[START OF Record extracts]

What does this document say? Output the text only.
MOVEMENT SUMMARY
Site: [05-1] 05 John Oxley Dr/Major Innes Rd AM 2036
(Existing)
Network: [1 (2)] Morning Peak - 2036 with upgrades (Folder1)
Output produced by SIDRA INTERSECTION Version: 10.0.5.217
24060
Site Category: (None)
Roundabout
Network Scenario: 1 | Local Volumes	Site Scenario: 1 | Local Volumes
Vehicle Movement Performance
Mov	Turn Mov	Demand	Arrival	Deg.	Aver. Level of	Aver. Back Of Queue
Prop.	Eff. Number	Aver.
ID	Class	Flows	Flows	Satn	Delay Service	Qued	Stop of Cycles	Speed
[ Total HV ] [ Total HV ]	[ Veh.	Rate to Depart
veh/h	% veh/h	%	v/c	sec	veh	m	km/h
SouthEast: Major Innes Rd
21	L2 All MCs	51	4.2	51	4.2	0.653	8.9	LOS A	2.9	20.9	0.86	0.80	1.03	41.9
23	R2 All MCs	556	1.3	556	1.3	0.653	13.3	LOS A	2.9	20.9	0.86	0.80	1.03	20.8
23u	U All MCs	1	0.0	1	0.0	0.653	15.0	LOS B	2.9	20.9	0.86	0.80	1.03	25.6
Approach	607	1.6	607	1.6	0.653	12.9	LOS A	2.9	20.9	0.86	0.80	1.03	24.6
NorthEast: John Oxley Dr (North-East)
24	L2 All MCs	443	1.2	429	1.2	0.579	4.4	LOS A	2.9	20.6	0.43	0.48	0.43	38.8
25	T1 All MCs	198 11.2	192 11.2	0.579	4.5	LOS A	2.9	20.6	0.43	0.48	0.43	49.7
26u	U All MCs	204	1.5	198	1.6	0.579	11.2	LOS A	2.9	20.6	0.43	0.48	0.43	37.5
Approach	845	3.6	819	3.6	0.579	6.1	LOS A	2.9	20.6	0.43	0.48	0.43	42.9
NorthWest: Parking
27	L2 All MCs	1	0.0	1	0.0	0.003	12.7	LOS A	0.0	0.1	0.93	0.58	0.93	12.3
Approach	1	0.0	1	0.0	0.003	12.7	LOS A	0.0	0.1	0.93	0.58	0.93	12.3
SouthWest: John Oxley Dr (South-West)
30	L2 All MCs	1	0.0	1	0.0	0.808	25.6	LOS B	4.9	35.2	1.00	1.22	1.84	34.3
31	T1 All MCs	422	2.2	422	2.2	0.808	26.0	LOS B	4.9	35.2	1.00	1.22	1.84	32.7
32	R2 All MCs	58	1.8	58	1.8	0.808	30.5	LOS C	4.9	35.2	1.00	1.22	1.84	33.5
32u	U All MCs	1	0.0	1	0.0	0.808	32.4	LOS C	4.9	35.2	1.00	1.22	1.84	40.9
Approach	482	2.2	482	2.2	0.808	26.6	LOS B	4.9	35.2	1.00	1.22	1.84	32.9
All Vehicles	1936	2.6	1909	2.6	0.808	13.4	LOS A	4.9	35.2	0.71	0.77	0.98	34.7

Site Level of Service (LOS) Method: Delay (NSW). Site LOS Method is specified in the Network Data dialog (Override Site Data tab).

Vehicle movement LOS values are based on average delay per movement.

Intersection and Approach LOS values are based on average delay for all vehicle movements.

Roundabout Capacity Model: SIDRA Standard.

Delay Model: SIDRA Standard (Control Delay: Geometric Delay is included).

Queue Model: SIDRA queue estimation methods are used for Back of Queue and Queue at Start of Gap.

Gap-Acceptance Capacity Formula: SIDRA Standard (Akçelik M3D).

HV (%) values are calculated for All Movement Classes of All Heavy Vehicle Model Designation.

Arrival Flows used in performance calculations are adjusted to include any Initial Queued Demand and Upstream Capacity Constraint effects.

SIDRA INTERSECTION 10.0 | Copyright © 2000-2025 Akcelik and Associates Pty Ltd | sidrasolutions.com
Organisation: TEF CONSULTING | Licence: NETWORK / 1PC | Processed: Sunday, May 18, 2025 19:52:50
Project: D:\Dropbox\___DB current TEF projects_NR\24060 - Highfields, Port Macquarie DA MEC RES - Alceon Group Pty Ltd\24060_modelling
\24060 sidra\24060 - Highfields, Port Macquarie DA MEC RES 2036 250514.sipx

[END OF Record extracts]

Reproduce every entry shown above, precisely as it stands.

What does this document say? Output the text only.
MOVEMENT SUMMARY
Site: [05-1] 05 John Oxley Dr/Major Innes Rd AM 2036
(Existing)
Network: [1 (2)] Morning Peak - 2036 with upgrades (Folder1)
Output produced by SIDRA INTERSECTION Version: 10.0.5.217
24060
Site Category: (None)
Roundabout
Network Scenario: 1 | Local Volumes	Site Scenario: 1 | Local Volumes
Vehicle Movement Performance
Mov	Turn Mov	Demand	Arrival	Deg.	Aver. Level of	Aver. Back Of Queue
Prop.	Eff. Number	Aver.
ID	Class	Flows	Flows	Satn	Delay Service	Qued	Stop of Cycles	Speed
[ Total HV ] [ Total HV ]	[ Veh.	Rate to Depart
veh/h	% veh/h	%	v/c	sec	veh	m	km/h
SouthEast: Major Innes Rd
21	L2 All MCs	51	4.2	51	4.2	0.653	8.9	LOS A	2.9	20.9	0.86	0.80	1.03	41.9
23	R2 All MCs	556	1.3	556	1.3	0.653	13.3	LOS A	2.9	20.9	0.86	0.80	1.03	20.8
23u	U All MCs	1	0.0	1	0.0	0.653	15.0	LOS B	2.9	20.9	0.86	0.80	1.03	25.6
Approach	607	1.6	607	1.6	0.653	12.9	LOS A	2.9	20.9	0.86	0.80	1.03	24.6
NorthEast: John Oxley Dr (North-East)
24	L2 All MCs	443	1.2	429	1.2	0.579	4.4	LOS A	2.9	20.6	0.43	0.48	0.43	38.8
25	T1 All MCs	198 11.2	192 11.2	0.579	4.5	LOS A	2.9	20.6	0.43	0.48	0.43	49.7
26u	U All MCs	204	1.5	198	1.6	0.579	11.2	LOS A	2.9	20.6	0.43	0.48	0.43	37.5
Approach	845	3.6	819	3.6	0.579	6.1	LOS A	2.9	20.6	0.43	0.48	0.43	42.9
NorthWest: Parking
27	L2 All MCs	1	0.0	1	0.0	0.003	12.7	LOS A	0.0	0.1	0.93	0.58	0.93	12.3
Approach	1	0.0	1	0.0	0.003	12.7	LOS A	0.0	0.1	0.93	0.58	0.93	12.3
SouthWest: John Oxley Dr (South-West)
30	L2 All MCs	1	0.0	1	0.0	0.808	25.6	LOS B	4.9	35.2	1.00	1.22	1.84	34.3
31	T1 All MCs	422	2.2	422	2.2	0.808	26.0	LOS B	4.9	35.2	1.00	1.22	1.84	32.7
32	R2 All MCs	58	1.8	58	1.8	0.808	30.5	LOS C	4.9	35.2	1.00	1.22	1.84	33.5
32u	U All MCs	1	0.0	1	0.0	0.808	32.4	LOS C	4.9	35.2	1.00	1.22	1.84	40.9
Approach	482	2.2	482	2.2	0.808	26.6	LOS B	4.9	35.2	1.00	1.22	1.84	32.9
All Vehicles	1936	2.6	1909	2.6	0.808	13.4	LOS A	4.9	35.2	0.71	0.77	0.98	34.7

Site Level of Service (LOS) Method: Delay (NSW). Site LOS Method is specified in the Network Data dialog (Override Site Data tab).

Vehicle movement LOS values are based on average delay per movement.

Intersection and Approach LOS values are based on average delay for all vehicle movements.

Roundabout Capacity Model: SIDRA Standard.

Delay Model: SIDRA Standard (Control Delay: Geometric Delay is included).

Queue Model: SIDRA queue estimation methods are used for Back of Queue and Queue at Start of Gap.

Gap-Acceptance Capacity Formula: SIDRA Standard (Akçelik M3D).

HV (%) values are calculated for All Movement Classes of All Heavy Vehicle Model Designation.

Arrival Flows used in performance calculations are adjusted to include any Initial Queued Demand and Upstream Capacity Constraint effects.

SIDRA INTERSECTION 10.0 | Copyright © 2000-2025 Akcelik and Associates Pty Ltd | sidrasolutions.com
Organisation: TEF CONSULTING | Licence: NETWORK / 1PC | Processed: Sunday, May 18, 2025 19:52:50
Project: D:\Dropbox\___DB current TEF projects_NR\24060 - Highfields, Port Macquarie DA MEC RES - Alceon Group Pty Ltd\24060_modelling
\24060 sidra\24060 - Highfields, Port Macquarie DA MEC RES 2036 250514.sipx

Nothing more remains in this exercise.